◆ Text section
=== Section Start ===

Remember dear reader… Watch the skies everywhere! Keep looking. Keep watching the skies!

Tuesday, October 25, 2005

Halloween Viewing Essentials: Part II (I never drink…wine.)

Continuing the movie list in honor of the ghoulish season! Dr. Zombie’s Favorite Vampire Flicks...

1) Near Dark – A surprisingly good film, Near Dark was a small budget 80’s film that was near perfect in its execution. I remember watching this on video tape in the late 80’s with my then girlfriend and several other friends and thinking, ‘This movie changes the whole vampire world!’. Too bad only true horror fans know of it or have watched it. If anything, get it for Bill Paxton’s crazy, bloody, over the top rampage in the bar. Genius!

=== Section End ===

◆ Data excerpts

=== Section Start ===

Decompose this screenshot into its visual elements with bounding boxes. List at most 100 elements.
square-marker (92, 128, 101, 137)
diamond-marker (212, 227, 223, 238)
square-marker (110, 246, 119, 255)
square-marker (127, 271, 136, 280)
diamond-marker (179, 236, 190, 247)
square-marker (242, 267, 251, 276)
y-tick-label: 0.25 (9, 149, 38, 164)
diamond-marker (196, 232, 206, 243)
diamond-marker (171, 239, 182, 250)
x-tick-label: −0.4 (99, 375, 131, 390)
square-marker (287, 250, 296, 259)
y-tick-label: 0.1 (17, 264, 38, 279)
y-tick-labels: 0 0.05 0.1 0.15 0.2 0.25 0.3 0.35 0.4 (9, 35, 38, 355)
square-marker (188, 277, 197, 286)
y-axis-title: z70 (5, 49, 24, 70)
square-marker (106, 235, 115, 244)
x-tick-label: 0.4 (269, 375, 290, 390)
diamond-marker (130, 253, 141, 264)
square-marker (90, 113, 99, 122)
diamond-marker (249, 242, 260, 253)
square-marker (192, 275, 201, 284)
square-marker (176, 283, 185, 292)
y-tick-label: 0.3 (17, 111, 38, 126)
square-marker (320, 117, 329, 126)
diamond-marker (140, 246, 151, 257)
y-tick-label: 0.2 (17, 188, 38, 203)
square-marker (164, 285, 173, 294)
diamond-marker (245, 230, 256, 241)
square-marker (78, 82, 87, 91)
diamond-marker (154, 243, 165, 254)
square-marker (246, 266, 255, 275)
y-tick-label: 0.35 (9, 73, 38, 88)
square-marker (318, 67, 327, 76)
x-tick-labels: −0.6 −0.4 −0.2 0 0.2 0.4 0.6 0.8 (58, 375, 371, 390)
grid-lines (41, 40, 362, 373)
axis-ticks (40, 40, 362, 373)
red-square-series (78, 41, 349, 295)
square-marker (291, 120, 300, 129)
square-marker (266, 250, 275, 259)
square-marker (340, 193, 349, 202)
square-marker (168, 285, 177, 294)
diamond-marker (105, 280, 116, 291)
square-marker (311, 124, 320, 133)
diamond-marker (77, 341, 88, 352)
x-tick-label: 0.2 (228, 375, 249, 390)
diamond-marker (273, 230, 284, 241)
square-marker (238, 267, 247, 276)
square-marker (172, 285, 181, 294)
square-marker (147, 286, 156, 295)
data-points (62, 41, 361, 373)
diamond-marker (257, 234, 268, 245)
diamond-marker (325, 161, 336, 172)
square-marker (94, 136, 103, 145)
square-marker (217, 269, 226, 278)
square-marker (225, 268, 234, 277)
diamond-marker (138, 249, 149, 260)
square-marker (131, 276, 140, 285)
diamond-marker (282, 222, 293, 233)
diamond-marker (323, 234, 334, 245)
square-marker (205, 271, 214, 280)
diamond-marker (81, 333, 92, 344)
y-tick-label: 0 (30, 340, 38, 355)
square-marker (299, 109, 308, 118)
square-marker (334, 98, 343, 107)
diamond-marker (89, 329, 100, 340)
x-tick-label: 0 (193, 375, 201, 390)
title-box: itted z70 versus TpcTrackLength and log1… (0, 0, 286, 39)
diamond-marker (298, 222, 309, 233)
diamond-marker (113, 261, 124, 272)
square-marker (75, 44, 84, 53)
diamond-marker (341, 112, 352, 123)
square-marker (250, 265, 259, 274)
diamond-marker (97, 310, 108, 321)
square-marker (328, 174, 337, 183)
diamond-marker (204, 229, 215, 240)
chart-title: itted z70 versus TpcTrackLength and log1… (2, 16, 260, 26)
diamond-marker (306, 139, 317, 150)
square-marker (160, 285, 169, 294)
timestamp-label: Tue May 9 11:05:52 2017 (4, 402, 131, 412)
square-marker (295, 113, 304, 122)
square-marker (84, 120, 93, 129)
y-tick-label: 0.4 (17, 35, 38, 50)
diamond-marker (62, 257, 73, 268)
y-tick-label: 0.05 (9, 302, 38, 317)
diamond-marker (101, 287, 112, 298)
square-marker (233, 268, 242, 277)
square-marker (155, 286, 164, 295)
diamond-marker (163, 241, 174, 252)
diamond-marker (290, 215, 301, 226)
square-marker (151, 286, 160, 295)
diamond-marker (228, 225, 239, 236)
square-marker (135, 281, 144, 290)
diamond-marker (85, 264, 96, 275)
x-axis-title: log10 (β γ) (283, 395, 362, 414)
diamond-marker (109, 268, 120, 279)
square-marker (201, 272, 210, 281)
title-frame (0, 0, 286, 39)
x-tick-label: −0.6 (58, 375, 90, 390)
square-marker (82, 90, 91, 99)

=== Section End ===

◆ Activity A
In the vampire movie post, which scene is given as a reason to get Near Dark?
◆ Activity B
From the vampire movie post, copy the words starting with "Continuing the movie" and going on through "the bar. Genius!".

◆ Final answer A
Bill Paxton's crazy, bloody, over the top rampage in the bar.

◆ Final answer B
Continuing the movie list in honor of the ghoulish season! Dr. Zombie’s Favorite Vampire Flicks...

1) Near Dark – A surprisingly good film, Near Dark was a small budget 80’s film that was near perfect in its execution. I remember watching this on video tape in the late 80’s with my then girlfriend and several other friends and thinking, ‘This movie changes the whole vampire world!’. Too bad only true horror fans know of it or have watched it. If anything, get it for Bill Paxton’s crazy, bloody, over the top rampage in the bar. Genius!